▶ **Task objective**
Provide a single number: the count of lines containing the string "Neufchâteau".

(Stored items from a collection)
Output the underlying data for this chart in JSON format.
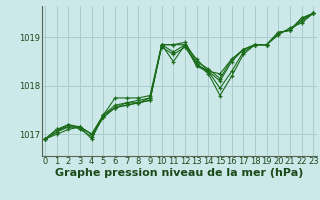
{
  "bg_color": "#cce8e8",
  "grid_color": "#aacccc",
  "line_color": "#1a6b1a",
  "ylabel_values": [
    1017,
    1018,
    1019
  ],
  "xlim": [
    -0.3,
    23.3
  ],
  "ylim": [
    1016.55,
    1019.65
  ],
  "xticks": [
    0,
    1,
    2,
    3,
    4,
    5,
    6,
    7,
    8,
    9,
    10,
    11,
    12,
    13,
    14,
    15,
    16,
    17,
    18,
    19,
    20,
    21,
    22,
    23
  ],
  "series": [
    [
      1016.9,
      1017.05,
      1017.15,
      1017.15,
      1017.0,
      1017.35,
      1017.55,
      1017.6,
      1017.65,
      1017.7,
      1018.85,
      1018.85,
      1018.85,
      1018.4,
      1018.3,
      1018.25,
      1018.55,
      1018.75,
      1018.85,
      1018.85,
      1019.1,
      1019.15,
      1019.4,
      1019.5
    ],
    [
      1016.9,
      1017.05,
      1017.2,
      1017.1,
      1016.95,
      1017.35,
      1017.55,
      1017.6,
      1017.65,
      1017.7,
      1018.85,
      1018.5,
      1018.85,
      1018.55,
      1018.3,
      1018.1,
      1018.5,
      1018.75,
      1018.85,
      1018.85,
      1019.1,
      1019.15,
      1019.35,
      1019.5
    ],
    [
      1016.9,
      1017.0,
      1017.1,
      1017.15,
      1017.0,
      1017.4,
      1017.55,
      1017.65,
      1017.65,
      1017.75,
      1018.8,
      1018.65,
      1018.8,
      1018.45,
      1018.25,
      1017.8,
      1018.2,
      1018.65,
      1018.85,
      1018.85,
      1019.05,
      1019.2,
      1019.3,
      1019.5
    ],
    [
      1016.9,
      1017.1,
      1017.15,
      1017.15,
      1017.0,
      1017.4,
      1017.75,
      1017.75,
      1017.75,
      1017.8,
      1018.85,
      1018.85,
      1018.9,
      1018.5,
      1018.35,
      1018.15,
      1018.55,
      1018.75,
      1018.85,
      1018.85,
      1019.1,
      1019.15,
      1019.4,
      1019.5
    ],
    [
      1016.9,
      1017.1,
      1017.2,
      1017.15,
      1016.9,
      1017.4,
      1017.6,
      1017.65,
      1017.7,
      1017.75,
      1018.85,
      1018.7,
      1018.85,
      1018.45,
      1018.3,
      1017.95,
      1018.3,
      1018.7,
      1018.85,
      1018.85,
      1019.1,
      1019.15,
      1019.35,
      1019.5
    ]
  ],
  "xlabel": "Graphe pression niveau de la mer (hPa)",
  "title_fontsize": 8,
  "tick_fontsize": 6,
  "label_color": "#1a4a1a"
}
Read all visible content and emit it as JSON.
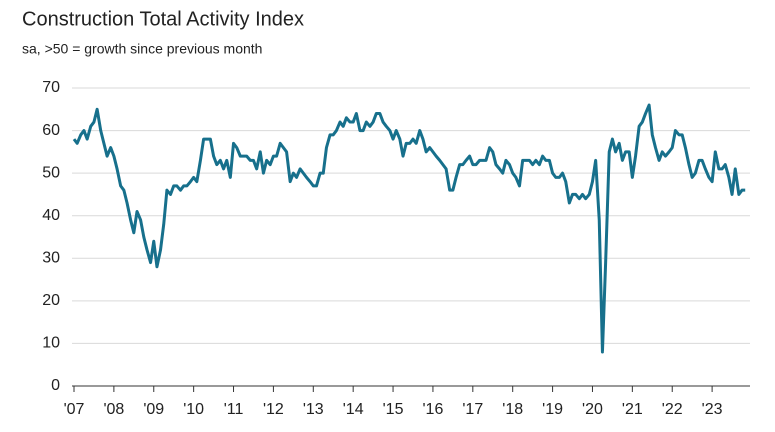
{
  "chart_data": {
    "type": "line",
    "title": "Construction Total Activity Index",
    "subtitle": "sa, >50 = growth since previous month",
    "x": [
      2007.0,
      2007.08,
      2007.17,
      2007.25,
      2007.33,
      2007.42,
      2007.5,
      2007.58,
      2007.67,
      2007.75,
      2007.83,
      2007.92,
      2008.0,
      2008.08,
      2008.17,
      2008.25,
      2008.33,
      2008.42,
      2008.5,
      2008.58,
      2008.67,
      2008.75,
      2008.83,
      2008.92,
      2009.0,
      2009.08,
      2009.17,
      2009.25,
      2009.33,
      2009.42,
      2009.5,
      2009.58,
      2009.67,
      2009.75,
      2009.83,
      2009.92,
      2010.0,
      2010.08,
      2010.17,
      2010.25,
      2010.33,
      2010.42,
      2010.5,
      2010.58,
      2010.67,
      2010.75,
      2010.83,
      2010.92,
      2011.0,
      2011.08,
      2011.17,
      2011.25,
      2011.33,
      2011.42,
      2011.5,
      2011.58,
      2011.67,
      2011.75,
      2011.83,
      2011.92,
      2012.0,
      2012.08,
      2012.17,
      2012.25,
      2012.33,
      2012.42,
      2012.5,
      2012.58,
      2012.67,
      2012.75,
      2012.83,
      2012.92,
      2013.0,
      2013.08,
      2013.17,
      2013.25,
      2013.33,
      2013.42,
      2013.5,
      2013.58,
      2013.67,
      2013.75,
      2013.83,
      2013.92,
      2014.0,
      2014.08,
      2014.17,
      2014.25,
      2014.33,
      2014.42,
      2014.5,
      2014.58,
      2014.67,
      2014.75,
      2014.83,
      2014.92,
      2015.0,
      2015.08,
      2015.17,
      2015.25,
      2015.33,
      2015.42,
      2015.5,
      2015.58,
      2015.67,
      2015.75,
      2015.83,
      2015.92,
      2016.0,
      2016.08,
      2016.17,
      2016.25,
      2016.33,
      2016.42,
      2016.5,
      2016.58,
      2016.67,
      2016.75,
      2016.83,
      2016.92,
      2017.0,
      2017.08,
      2017.17,
      2017.25,
      2017.33,
      2017.42,
      2017.5,
      2017.58,
      2017.67,
      2017.75,
      2017.83,
      2017.92,
      2018.0,
      2018.08,
      2018.17,
      2018.25,
      2018.33,
      2018.42,
      2018.5,
      2018.58,
      2018.67,
      2018.75,
      2018.83,
      2018.92,
      2019.0,
      2019.08,
      2019.17,
      2019.25,
      2019.33,
      2019.42,
      2019.5,
      2019.58,
      2019.67,
      2019.75,
      2019.83,
      2019.92,
      2020.0,
      2020.08,
      2020.17,
      2020.25,
      2020.33,
      2020.42,
      2020.5,
      2020.58,
      2020.67,
      2020.75,
      2020.83,
      2020.92,
      2021.0,
      2021.08,
      2021.17,
      2021.25,
      2021.33,
      2021.42,
      2021.5,
      2021.58,
      2021.67,
      2021.75,
      2021.83,
      2021.92,
      2022.0,
      2022.08,
      2022.17,
      2022.25,
      2022.33,
      2022.42,
      2022.5,
      2022.58,
      2022.67,
      2022.75,
      2022.83,
      2022.92,
      2023.0,
      2023.08,
      2023.17,
      2023.25,
      2023.33,
      2023.42,
      2023.5,
      2023.58,
      2023.67,
      2023.75,
      2023.83
    ],
    "values": [
      58,
      57,
      59,
      60,
      58,
      61,
      62,
      65,
      60,
      57,
      54,
      56,
      54,
      51,
      47,
      46,
      43,
      39,
      36,
      41,
      39,
      35,
      32,
      29,
      34,
      28,
      32,
      38,
      46,
      45,
      47,
      47,
      46,
      47,
      47,
      48,
      49,
      48,
      53,
      58,
      58,
      58,
      54,
      52,
      53,
      51,
      53,
      49,
      57,
      56,
      54,
      54,
      54,
      53,
      53,
      51,
      55,
      50,
      53,
      52,
      54,
      54,
      57,
      56,
      55,
      48,
      50,
      49,
      51,
      50,
      49,
      48,
      47,
      47,
      50,
      50,
      56,
      59,
      59,
      60,
      62,
      61,
      63,
      62,
      62,
      64,
      60,
      60,
      62,
      61,
      62,
      64,
      64,
      62,
      61,
      60,
      58,
      60,
      58,
      54,
      57,
      57,
      58,
      57,
      60,
      58,
      55,
      56,
      55,
      54,
      53,
      52,
      51,
      46,
      46,
      49,
      52,
      52,
      53,
      54,
      52,
      52,
      53,
      53,
      53,
      56,
      55,
      52,
      51,
      50,
      53,
      52,
      50,
      49,
      47,
      53,
      53,
      53,
      52,
      53,
      52,
      54,
      53,
      53,
      50,
      49,
      49,
      50,
      48,
      43,
      45,
      45,
      44,
      45,
      44,
      45,
      48,
      53,
      39,
      8,
      29,
      55,
      58,
      55,
      57,
      53,
      55,
      55,
      49,
      54,
      61,
      62,
      64,
      66,
      59,
      56,
      53,
      55,
      54,
      55,
      56,
      60,
      59,
      59,
      56,
      52,
      49,
      50,
      53,
      53,
      51,
      49,
      48,
      55,
      51,
      51,
      52,
      49,
      45,
      51,
      45,
      46,
      46
    ],
    "color": "#17708c",
    "xlim": [
      2006.95,
      2023.95
    ],
    "xticks": [
      {
        "value": 2007,
        "label": "'07"
      },
      {
        "value": 2008,
        "label": "'08"
      },
      {
        "value": 2009,
        "label": "'09"
      },
      {
        "value": 2010,
        "label": "'10"
      },
      {
        "value": 2011,
        "label": "'11"
      },
      {
        "value": 2012,
        "label": "'12"
      },
      {
        "value": 2013,
        "label": "'13"
      },
      {
        "value": 2014,
        "label": "'14"
      },
      {
        "value": 2015,
        "label": "'15"
      },
      {
        "value": 2016,
        "label": "'16"
      },
      {
        "value": 2017,
        "label": "'17"
      },
      {
        "value": 2018,
        "label": "'18"
      },
      {
        "value": 2019,
        "label": "'19"
      },
      {
        "value": 2020,
        "label": "'20"
      },
      {
        "value": 2021,
        "label": "'21"
      },
      {
        "value": 2022,
        "label": "'22"
      },
      {
        "value": 2023,
        "label": "'23"
      }
    ],
    "ylim": [
      0,
      70
    ],
    "yticks": [
      0,
      10,
      20,
      30,
      40,
      50,
      60,
      70
    ],
    "grid": true
  }
}
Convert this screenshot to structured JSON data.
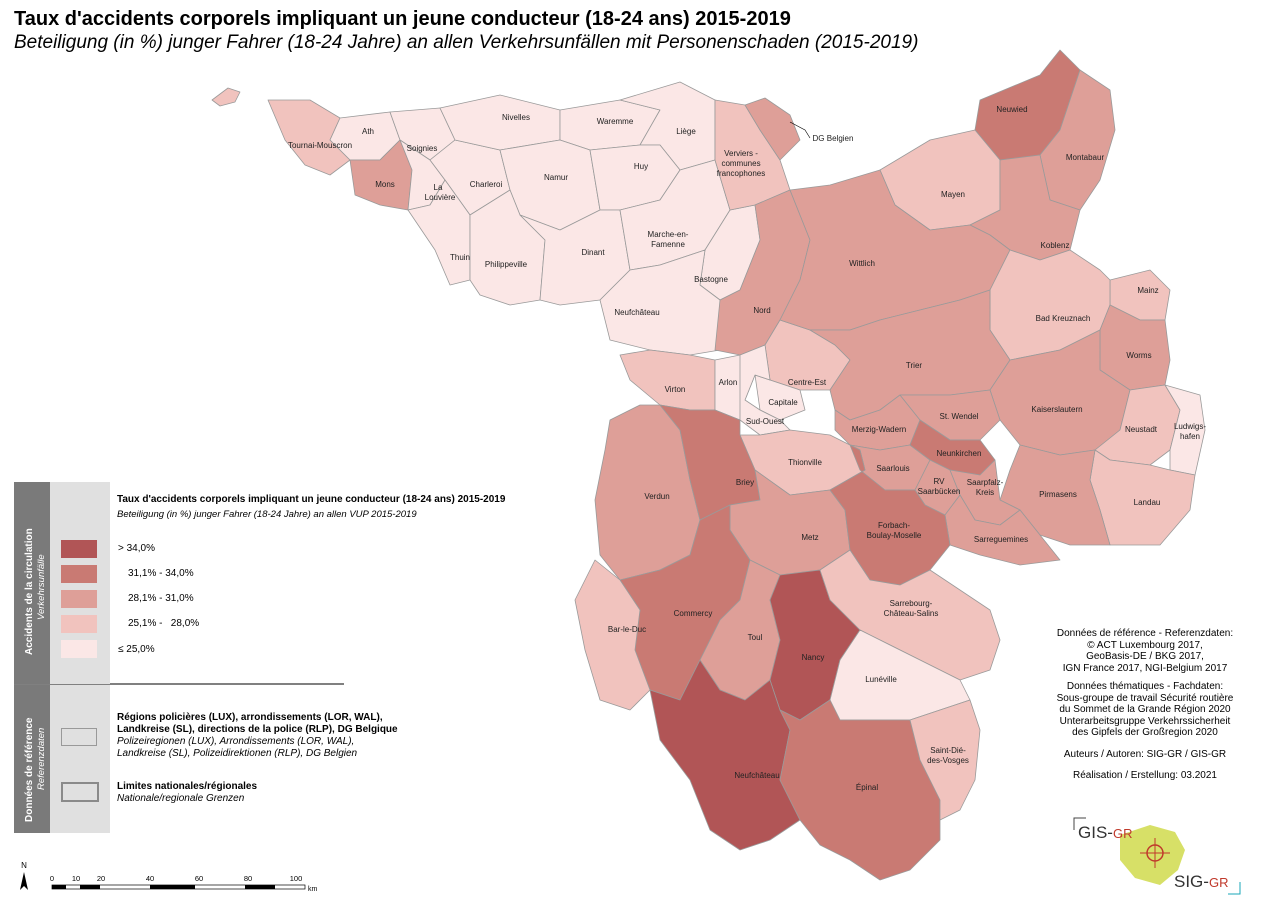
{
  "title": "Taux d'accidents corporels impliquant un jeune conducteur (18-24 ans) 2015-2019",
  "subtitle": "Beteiligung (in %) junger Fahrer (18-24 Jahre) an allen Verkehrsunfällen mit Personenschaden (2015-2019)",
  "colors": {
    "c1": "#fbe7e6",
    "c2": "#f1c3be",
    "c3": "#de9f98",
    "c4": "#c97a73",
    "c5": "#b15556",
    "border": "#9a9a9a",
    "legend_side": "#7a7a7a",
    "legend_panel": "#e0e0e0"
  },
  "legend": {
    "side_main": "Accidents de la circulation",
    "side_sub": "Verkehrsunfälle",
    "title": "Taux d'accidents corporels impliquant un jeune conducteur (18-24 ans) 2015-2019",
    "subtitle": "Beteiligung (in %) junger Fahrer (18-24 Jahre) an allen VUP 2015-2019",
    "classes": [
      {
        "label": "> 34,0%",
        "color": "#b15556"
      },
      {
        "label": "31,1% - 34,0%",
        "color": "#c97a73"
      },
      {
        "label": "28,1% - 31,0%",
        "color": "#de9f98"
      },
      {
        "label": "25,1% -   28,0%",
        "color": "#f1c3be"
      },
      {
        "label": "≤ 25,0%",
        "color": "#fbe7e6"
      }
    ]
  },
  "reference": {
    "side_main": "Données de référence",
    "side_sub": "Referenzdaten",
    "regions_bold_1": "Régions policières (LUX), arrondissements (LOR, WAL),",
    "regions_bold_2": "Landkreise (SL), directions de la police (RLP), DG Belgique",
    "regions_it_1": "Polizeiregionen (LUX), Arrondissements (LOR, WAL),",
    "regions_it_2": "Landkreise (SL), Polizeidirektionen (RLP), DG Belgien",
    "limits_bold": "Limites nationales/régionales",
    "limits_it": "Nationale/regionale Grenzen"
  },
  "credits": {
    "l1": "Données de référence - Referenzdaten:",
    "l2": "© ACT Luxembourg 2017,",
    "l3": "GeoBasis-DE / BKG 2017,",
    "l4": "IGN France 2017, NGI-Belgium 2017",
    "l5": "Données thématiques - Fachdaten:",
    "l6": "Sous-groupe de travail Sécurité routière",
    "l7": "du Sommet de la Grande Région 2020",
    "l8": "Unterarbeitsgruppe Verkehrssicherheit",
    "l9": "des Gipfels der Großregion 2020",
    "l10": "Auteurs / Autoren: SIG-GR / GIS-GR",
    "l11": "Réalisation / Erstellung: 03.2021"
  },
  "logo": {
    "top": "GIS-GR",
    "bottom": "SIG-GR"
  },
  "scale": {
    "ticks": [
      "0",
      "10",
      "20",
      "40",
      "60",
      "80",
      "100"
    ],
    "unit": "km",
    "north": "N"
  },
  "regions": [
    {
      "name": "Tournai-Mouscron",
      "cls": 2
    },
    {
      "name": "Ath",
      "cls": 1
    },
    {
      "name": "Mons",
      "cls": 3
    },
    {
      "name": "Soignies",
      "cls": 1
    },
    {
      "name": "La Louvière",
      "cls": 1
    },
    {
      "name": "Charleroi",
      "cls": 1
    },
    {
      "name": "Nivelles",
      "cls": 1
    },
    {
      "name": "Waremme",
      "cls": 1
    },
    {
      "name": "Liège",
      "cls": 1
    },
    {
      "name": "Namur",
      "cls": 1
    },
    {
      "name": "Huy",
      "cls": 1
    },
    {
      "name": "Thuin",
      "cls": 1
    },
    {
      "name": "Philippeville",
      "cls": 1
    },
    {
      "name": "Dinant",
      "cls": 1
    },
    {
      "name": "Marche-en-Famenne",
      "cls": 1
    },
    {
      "name": "Bastogne",
      "cls": 1
    },
    {
      "name": "Neufchâteau",
      "cls": 1
    },
    {
      "name": "Verviers - communes francophones",
      "cls": 2
    },
    {
      "name": "DG Belgien",
      "cls": 3
    },
    {
      "name": "Virton",
      "cls": 2
    },
    {
      "name": "Arlon",
      "cls": 1
    },
    {
      "name": "Nord",
      "cls": 3
    },
    {
      "name": "Centre-Est",
      "cls": 2
    },
    {
      "name": "Capitale",
      "cls": 1
    },
    {
      "name": "Sud-Ouest",
      "cls": 1
    },
    {
      "name": "Neuwied",
      "cls": 4
    },
    {
      "name": "Montabaur",
      "cls": 3
    },
    {
      "name": "Mayen",
      "cls": 2
    },
    {
      "name": "Koblenz",
      "cls": 3
    },
    {
      "name": "Wittlich",
      "cls": 3
    },
    {
      "name": "Mainz",
      "cls": 2
    },
    {
      "name": "Bad Kreuznach",
      "cls": 2
    },
    {
      "name": "Worms",
      "cls": 3
    },
    {
      "name": "Trier",
      "cls": 3
    },
    {
      "name": "Kaiserslautern",
      "cls": 3
    },
    {
      "name": "Neustadt",
      "cls": 2
    },
    {
      "name": "Ludwigs-hafen",
      "cls": 1
    },
    {
      "name": "Landau",
      "cls": 2
    },
    {
      "name": "Pirmasens",
      "cls": 3
    },
    {
      "name": "Merzig-Wadern",
      "cls": 3
    },
    {
      "name": "St. Wendel",
      "cls": 3
    },
    {
      "name": "Saarlouis",
      "cls": 3
    },
    {
      "name": "Neunkirchen",
      "cls": 4
    },
    {
      "name": "RV Saarbrücken",
      "cls": 3
    },
    {
      "name": "Saarpfalz-Kreis",
      "cls": 3
    },
    {
      "name": "Sarreguemines",
      "cls": 3
    },
    {
      "name": "Thionville",
      "cls": 2
    },
    {
      "name": "Verdun",
      "cls": 3
    },
    {
      "name": "Briey",
      "cls": 4
    },
    {
      "name": "Metz",
      "cls": 3
    },
    {
      "name": "Forbach-Boulay-Moselle",
      "cls": 4
    },
    {
      "name": "Commercy",
      "cls": 4
    },
    {
      "name": "Toul",
      "cls": 3
    },
    {
      "name": "Nancy",
      "cls": 5
    },
    {
      "name": "Sarrebourg-Château-Salins",
      "cls": 2
    },
    {
      "name": "Bar-le-Duc",
      "cls": 2
    },
    {
      "name": "Lunéville",
      "cls": 1
    },
    {
      "name": "Neufchâteau (FR)",
      "cls": 5
    },
    {
      "name": "Épinal",
      "cls": 4
    },
    {
      "name": "Saint-Dié-des-Vosges",
      "cls": 2
    }
  ]
}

▶ **Answer to the problem**
2